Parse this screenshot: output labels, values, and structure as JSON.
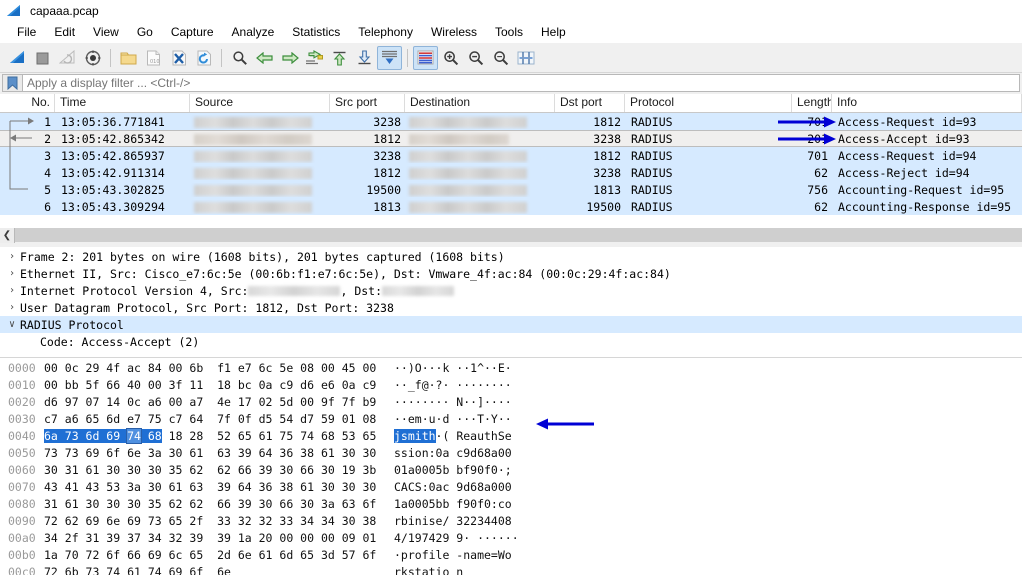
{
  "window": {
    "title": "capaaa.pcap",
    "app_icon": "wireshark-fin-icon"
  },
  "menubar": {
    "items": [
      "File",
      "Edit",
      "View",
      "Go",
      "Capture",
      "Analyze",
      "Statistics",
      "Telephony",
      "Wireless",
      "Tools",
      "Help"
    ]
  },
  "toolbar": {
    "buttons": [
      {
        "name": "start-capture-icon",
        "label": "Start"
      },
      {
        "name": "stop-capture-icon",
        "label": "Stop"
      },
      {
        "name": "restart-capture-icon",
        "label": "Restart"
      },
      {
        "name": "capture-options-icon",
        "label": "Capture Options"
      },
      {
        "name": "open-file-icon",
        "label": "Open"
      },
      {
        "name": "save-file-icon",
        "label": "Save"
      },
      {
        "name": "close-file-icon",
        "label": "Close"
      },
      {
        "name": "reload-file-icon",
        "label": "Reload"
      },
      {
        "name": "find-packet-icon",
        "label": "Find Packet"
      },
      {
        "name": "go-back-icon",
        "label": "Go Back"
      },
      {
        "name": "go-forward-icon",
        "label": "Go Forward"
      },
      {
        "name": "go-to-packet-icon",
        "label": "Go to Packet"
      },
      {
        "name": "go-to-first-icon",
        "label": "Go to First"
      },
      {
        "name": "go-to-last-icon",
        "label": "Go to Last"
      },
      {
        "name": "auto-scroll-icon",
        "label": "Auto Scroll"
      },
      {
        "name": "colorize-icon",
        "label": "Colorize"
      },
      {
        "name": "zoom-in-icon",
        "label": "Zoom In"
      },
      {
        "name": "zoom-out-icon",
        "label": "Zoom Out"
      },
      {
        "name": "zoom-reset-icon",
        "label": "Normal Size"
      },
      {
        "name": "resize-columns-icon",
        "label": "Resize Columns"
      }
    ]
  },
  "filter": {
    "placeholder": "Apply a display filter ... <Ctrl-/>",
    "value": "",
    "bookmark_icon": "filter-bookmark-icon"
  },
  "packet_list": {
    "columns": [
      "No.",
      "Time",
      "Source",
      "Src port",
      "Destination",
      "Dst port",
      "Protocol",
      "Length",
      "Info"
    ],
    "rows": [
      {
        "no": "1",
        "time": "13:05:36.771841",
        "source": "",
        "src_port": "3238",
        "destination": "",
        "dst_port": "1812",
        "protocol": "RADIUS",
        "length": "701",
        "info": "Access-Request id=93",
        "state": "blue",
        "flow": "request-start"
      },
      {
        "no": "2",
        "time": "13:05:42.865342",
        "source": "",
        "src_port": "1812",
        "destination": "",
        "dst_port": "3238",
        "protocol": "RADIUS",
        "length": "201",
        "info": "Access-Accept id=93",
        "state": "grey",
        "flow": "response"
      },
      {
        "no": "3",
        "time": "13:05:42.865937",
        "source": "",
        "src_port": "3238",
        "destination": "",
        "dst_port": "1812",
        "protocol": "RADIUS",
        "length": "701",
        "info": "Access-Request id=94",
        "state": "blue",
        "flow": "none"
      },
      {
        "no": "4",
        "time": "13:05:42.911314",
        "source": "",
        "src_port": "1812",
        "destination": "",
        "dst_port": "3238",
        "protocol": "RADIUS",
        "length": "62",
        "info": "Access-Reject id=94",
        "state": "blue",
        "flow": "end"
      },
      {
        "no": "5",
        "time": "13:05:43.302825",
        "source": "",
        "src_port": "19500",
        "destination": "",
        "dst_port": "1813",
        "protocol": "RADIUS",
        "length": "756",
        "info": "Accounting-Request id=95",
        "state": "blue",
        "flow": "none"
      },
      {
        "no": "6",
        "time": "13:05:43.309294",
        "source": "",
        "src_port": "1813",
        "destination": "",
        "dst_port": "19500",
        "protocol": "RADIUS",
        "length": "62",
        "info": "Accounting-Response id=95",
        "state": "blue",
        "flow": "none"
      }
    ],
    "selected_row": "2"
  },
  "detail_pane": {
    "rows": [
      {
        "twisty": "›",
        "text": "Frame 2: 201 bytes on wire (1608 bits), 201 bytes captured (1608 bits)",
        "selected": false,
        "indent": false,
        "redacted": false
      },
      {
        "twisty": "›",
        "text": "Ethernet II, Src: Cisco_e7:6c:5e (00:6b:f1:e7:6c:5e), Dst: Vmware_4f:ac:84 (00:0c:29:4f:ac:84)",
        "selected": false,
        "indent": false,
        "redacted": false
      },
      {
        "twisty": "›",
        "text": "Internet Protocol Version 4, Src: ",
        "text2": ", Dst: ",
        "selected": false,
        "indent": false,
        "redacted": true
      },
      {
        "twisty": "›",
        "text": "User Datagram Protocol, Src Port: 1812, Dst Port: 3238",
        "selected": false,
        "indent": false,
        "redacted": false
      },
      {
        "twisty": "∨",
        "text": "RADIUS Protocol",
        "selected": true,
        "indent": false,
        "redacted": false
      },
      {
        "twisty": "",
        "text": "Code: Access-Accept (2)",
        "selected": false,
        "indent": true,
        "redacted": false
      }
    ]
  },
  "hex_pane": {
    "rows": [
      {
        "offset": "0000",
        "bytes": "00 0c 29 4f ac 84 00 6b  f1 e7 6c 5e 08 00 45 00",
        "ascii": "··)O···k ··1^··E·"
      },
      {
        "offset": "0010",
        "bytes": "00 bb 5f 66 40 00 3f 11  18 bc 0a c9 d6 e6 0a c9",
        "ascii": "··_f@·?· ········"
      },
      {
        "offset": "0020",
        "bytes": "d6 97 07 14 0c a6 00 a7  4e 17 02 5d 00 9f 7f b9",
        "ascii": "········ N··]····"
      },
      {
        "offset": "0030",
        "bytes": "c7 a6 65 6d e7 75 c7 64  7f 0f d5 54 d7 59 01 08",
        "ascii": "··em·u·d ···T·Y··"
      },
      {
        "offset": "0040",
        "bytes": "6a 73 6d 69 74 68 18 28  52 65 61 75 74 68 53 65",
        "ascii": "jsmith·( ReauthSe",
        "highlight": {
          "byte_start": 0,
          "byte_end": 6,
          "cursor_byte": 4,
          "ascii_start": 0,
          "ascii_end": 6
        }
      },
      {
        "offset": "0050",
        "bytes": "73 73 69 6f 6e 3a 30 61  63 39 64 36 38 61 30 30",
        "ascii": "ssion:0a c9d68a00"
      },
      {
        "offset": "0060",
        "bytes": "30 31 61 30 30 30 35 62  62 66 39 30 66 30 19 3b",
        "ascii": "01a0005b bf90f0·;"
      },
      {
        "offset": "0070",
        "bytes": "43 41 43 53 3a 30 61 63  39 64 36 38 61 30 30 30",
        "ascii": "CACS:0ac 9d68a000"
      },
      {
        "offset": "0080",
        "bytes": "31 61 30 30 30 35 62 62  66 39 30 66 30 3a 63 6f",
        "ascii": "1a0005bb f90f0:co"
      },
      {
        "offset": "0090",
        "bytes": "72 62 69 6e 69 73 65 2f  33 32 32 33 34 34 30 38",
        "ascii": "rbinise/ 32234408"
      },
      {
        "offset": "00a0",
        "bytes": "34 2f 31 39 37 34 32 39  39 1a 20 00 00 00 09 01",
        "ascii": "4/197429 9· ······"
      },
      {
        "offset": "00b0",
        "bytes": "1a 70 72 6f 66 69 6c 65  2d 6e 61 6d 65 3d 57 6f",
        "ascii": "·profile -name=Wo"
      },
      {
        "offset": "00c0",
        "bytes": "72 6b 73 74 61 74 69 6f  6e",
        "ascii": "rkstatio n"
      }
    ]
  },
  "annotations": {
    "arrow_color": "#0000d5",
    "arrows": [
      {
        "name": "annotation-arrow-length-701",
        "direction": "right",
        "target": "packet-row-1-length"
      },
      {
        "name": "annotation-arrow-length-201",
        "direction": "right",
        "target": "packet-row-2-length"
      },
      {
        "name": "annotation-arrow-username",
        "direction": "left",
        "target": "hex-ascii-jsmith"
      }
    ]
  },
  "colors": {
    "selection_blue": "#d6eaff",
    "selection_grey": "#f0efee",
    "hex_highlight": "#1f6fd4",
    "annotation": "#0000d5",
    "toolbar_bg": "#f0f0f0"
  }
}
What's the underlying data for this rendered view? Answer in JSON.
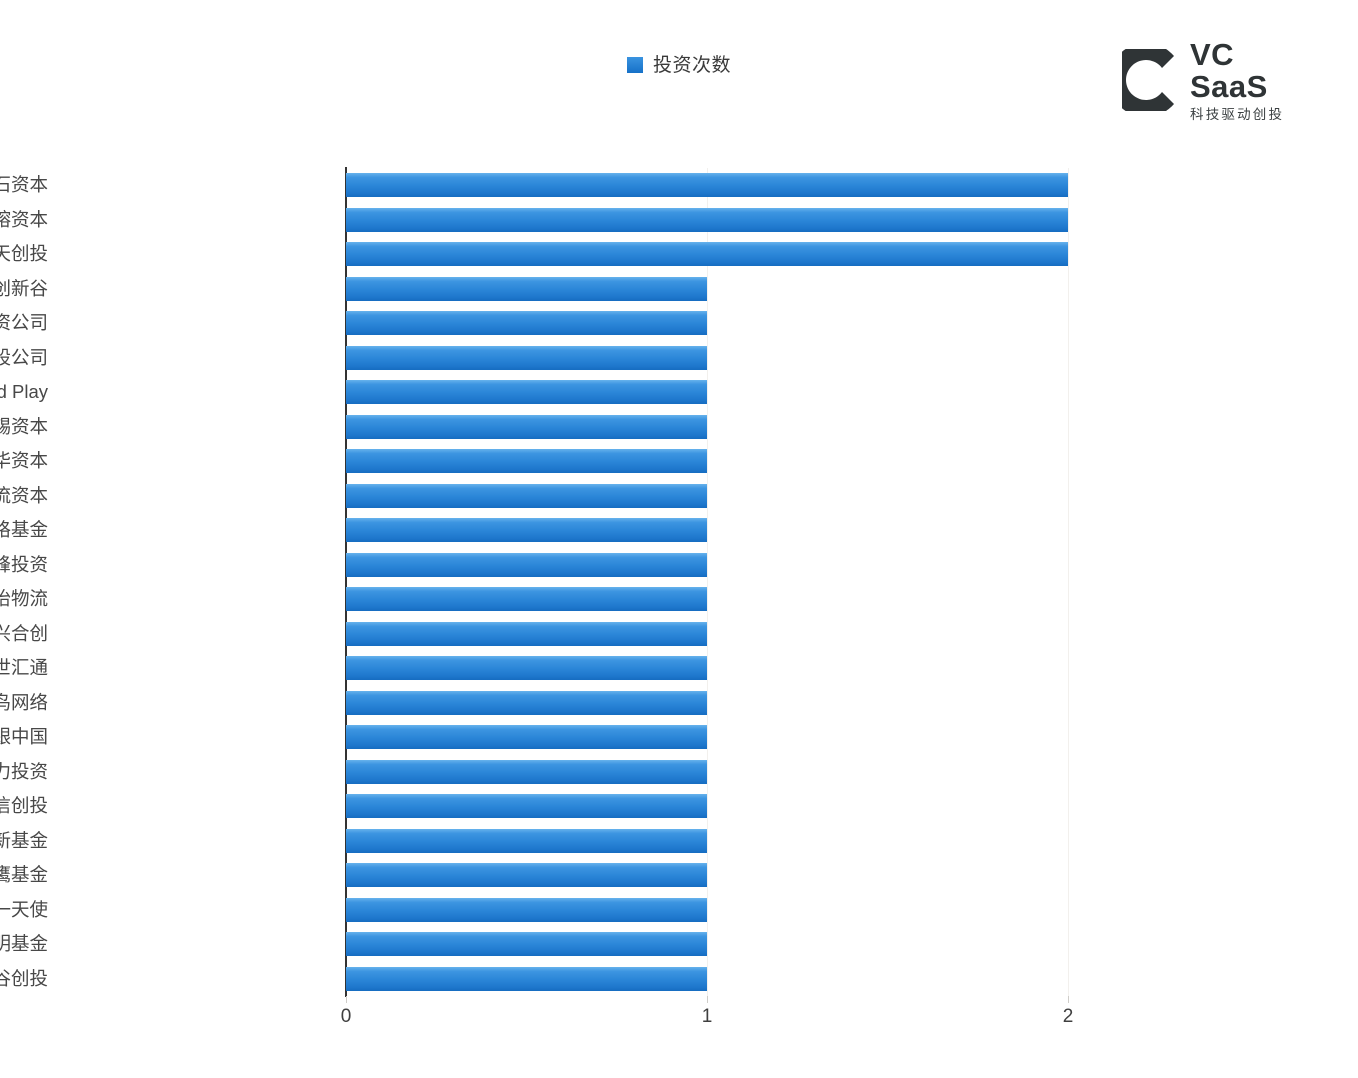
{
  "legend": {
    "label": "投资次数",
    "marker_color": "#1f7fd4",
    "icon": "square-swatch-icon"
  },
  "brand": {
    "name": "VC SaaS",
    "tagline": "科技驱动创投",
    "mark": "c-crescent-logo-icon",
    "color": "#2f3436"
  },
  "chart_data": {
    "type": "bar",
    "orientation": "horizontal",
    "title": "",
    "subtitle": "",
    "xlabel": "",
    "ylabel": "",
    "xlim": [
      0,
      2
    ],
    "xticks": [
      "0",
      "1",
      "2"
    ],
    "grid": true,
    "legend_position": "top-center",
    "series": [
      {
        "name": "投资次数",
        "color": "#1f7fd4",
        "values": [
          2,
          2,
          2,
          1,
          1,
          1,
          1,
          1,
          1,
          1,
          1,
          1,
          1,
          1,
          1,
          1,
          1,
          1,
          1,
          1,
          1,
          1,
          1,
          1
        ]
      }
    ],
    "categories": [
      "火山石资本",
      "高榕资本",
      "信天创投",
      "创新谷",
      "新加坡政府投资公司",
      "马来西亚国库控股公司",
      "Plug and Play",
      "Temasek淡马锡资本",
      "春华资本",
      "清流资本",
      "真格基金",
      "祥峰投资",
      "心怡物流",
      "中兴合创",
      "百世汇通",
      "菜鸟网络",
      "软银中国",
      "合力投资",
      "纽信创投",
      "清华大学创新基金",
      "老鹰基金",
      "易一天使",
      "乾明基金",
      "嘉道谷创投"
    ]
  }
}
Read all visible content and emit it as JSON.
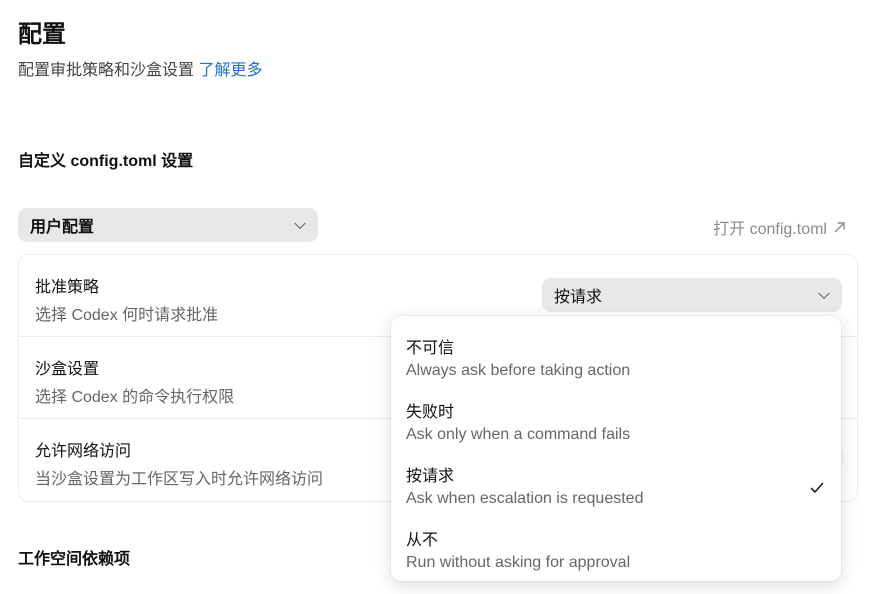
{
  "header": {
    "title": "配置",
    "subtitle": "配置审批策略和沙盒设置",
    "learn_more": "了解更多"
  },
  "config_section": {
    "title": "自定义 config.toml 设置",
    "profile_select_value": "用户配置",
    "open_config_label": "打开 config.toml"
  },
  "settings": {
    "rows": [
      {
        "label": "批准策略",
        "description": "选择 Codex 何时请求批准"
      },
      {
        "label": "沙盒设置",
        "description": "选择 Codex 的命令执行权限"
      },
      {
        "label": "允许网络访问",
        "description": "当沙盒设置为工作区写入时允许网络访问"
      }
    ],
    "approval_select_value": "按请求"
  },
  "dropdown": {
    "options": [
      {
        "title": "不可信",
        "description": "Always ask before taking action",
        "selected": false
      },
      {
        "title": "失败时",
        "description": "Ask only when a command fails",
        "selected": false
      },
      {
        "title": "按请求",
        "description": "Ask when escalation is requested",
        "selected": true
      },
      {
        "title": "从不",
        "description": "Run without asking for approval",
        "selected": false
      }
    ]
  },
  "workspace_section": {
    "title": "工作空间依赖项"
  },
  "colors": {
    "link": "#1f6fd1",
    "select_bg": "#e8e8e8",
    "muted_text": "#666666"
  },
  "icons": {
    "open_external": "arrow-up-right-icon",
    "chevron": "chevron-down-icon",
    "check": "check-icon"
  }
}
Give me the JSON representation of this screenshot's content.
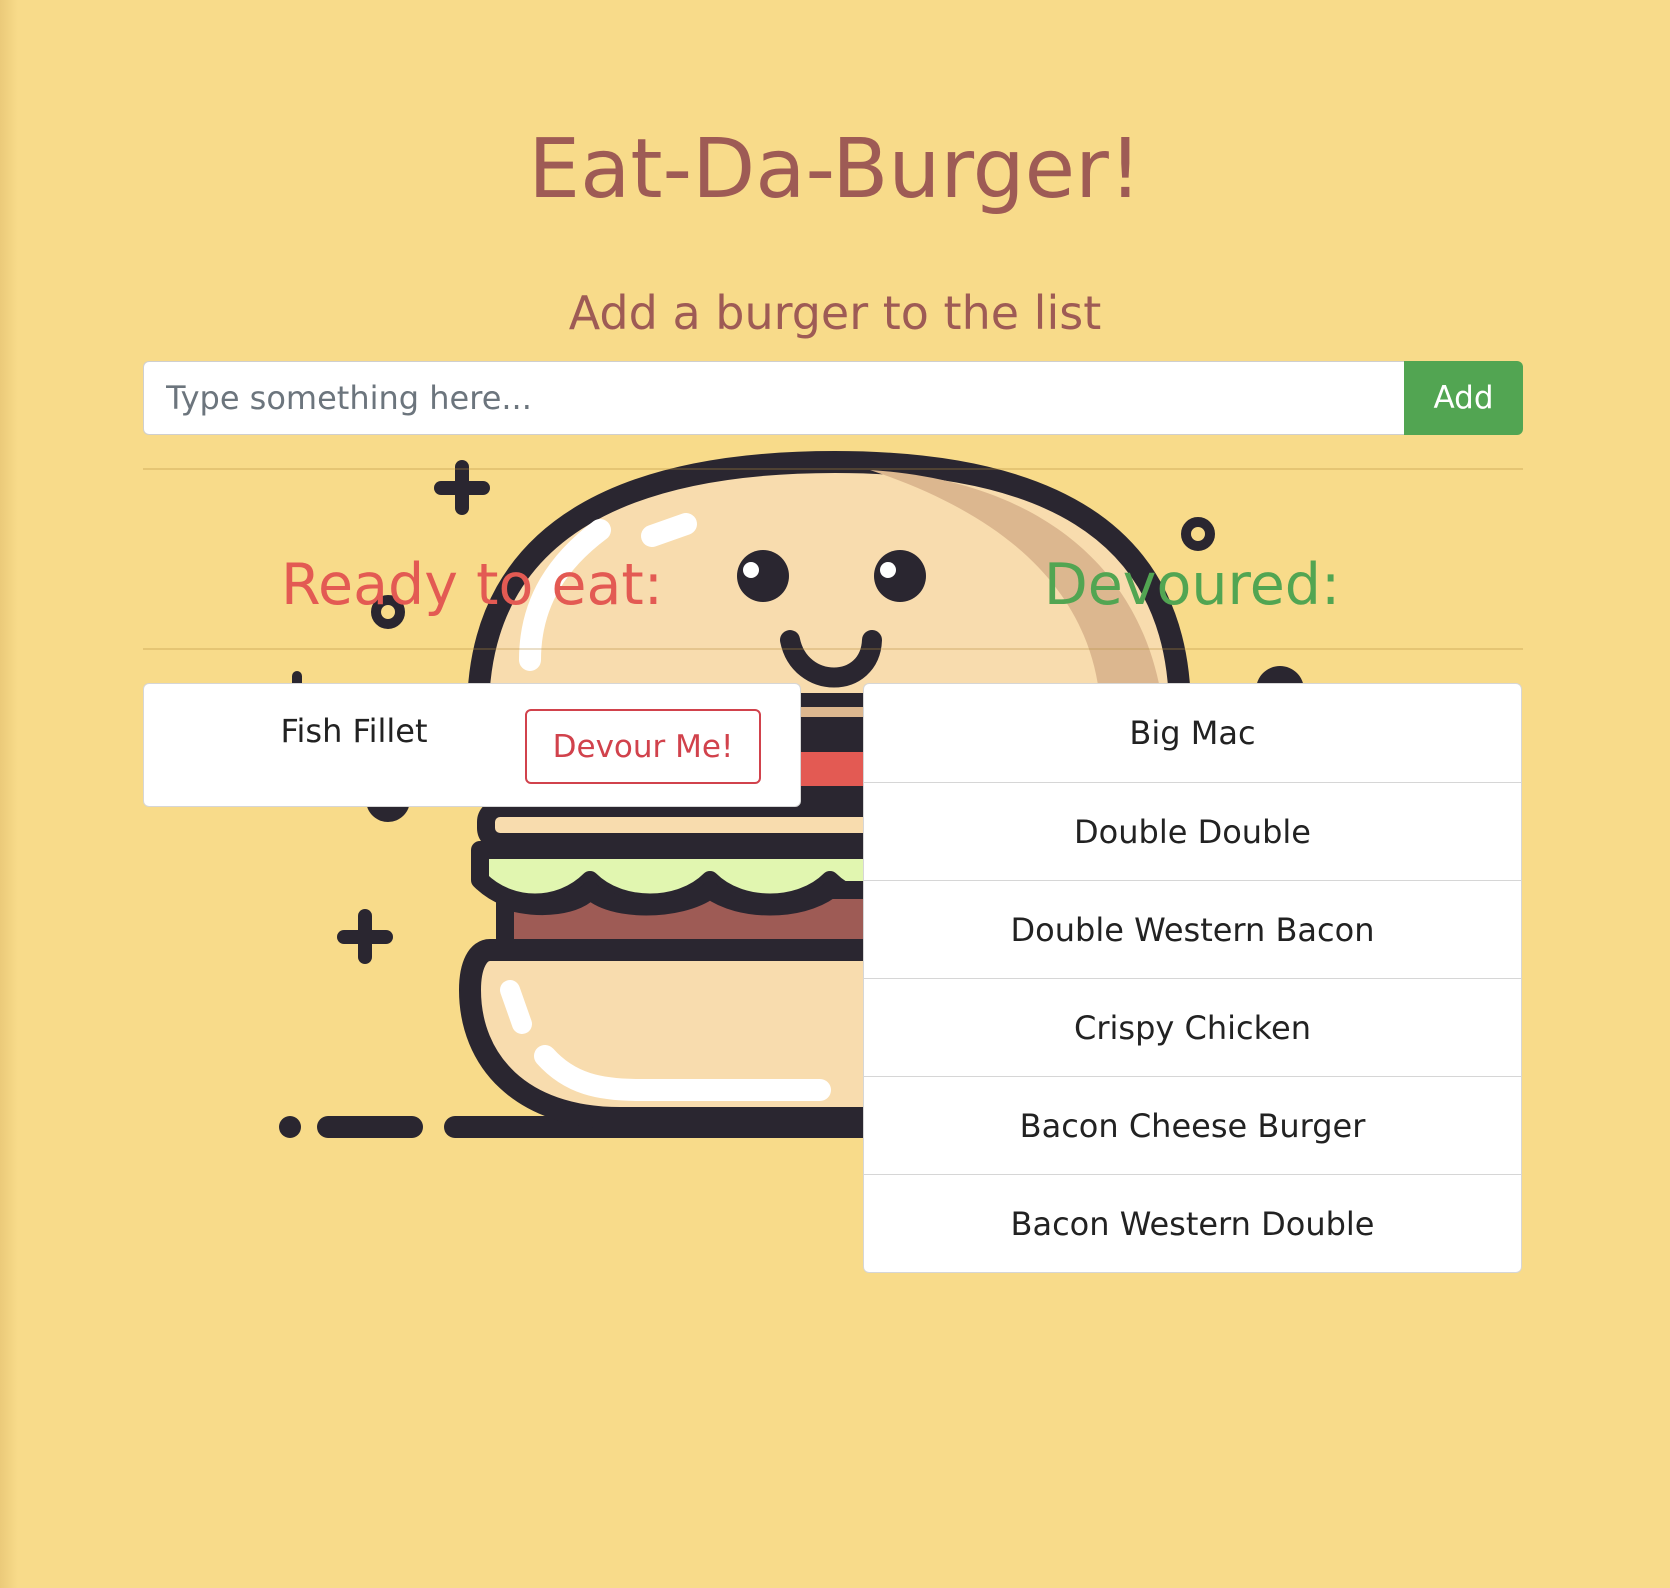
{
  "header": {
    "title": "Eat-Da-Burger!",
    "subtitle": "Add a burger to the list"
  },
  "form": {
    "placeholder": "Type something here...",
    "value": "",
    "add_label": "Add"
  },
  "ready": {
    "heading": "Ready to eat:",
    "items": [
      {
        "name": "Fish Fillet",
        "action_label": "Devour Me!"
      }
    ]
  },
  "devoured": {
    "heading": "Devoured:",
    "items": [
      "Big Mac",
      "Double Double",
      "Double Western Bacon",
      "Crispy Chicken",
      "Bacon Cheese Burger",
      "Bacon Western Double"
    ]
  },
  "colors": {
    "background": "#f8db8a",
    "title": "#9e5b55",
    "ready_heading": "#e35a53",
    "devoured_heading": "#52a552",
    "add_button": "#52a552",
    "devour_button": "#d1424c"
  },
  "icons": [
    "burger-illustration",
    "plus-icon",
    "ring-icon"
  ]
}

--------

> What needs to be done
Write out exactly the lines beginning with the line that holds "Give me the" and ending with the final line of the data, both ends included, without the pictures.

> Reply to the exercise
Give me the JSON representation of this screenshot's content.
{
  "header": {
    "title": "Eat-Da-Burger!",
    "subtitle": "Add a burger to the list"
  },
  "form": {
    "placeholder": "Type something here...",
    "value": "",
    "add_label": "Add"
  },
  "ready": {
    "heading": "Ready to eat:",
    "items": [
      {
        "name": "Fish Fillet",
        "action_label": "Devour Me!"
      }
    ]
  },
  "devoured": {
    "heading": "Devoured:",
    "items": [
      "Big Mac",
      "Double Double",
      "Double Western Bacon",
      "Crispy Chicken",
      "Bacon Cheese Burger",
      "Bacon Western Double"
    ]
  },
  "colors": {
    "background": "#f8db8a",
    "title": "#9e5b55",
    "ready_heading": "#e35a53",
    "devoured_heading": "#52a552",
    "add_button": "#52a552",
    "devour_button": "#d1424c"
  },
  "icons": [
    "burger-illustration",
    "plus-icon",
    "ring-icon"
  ]
}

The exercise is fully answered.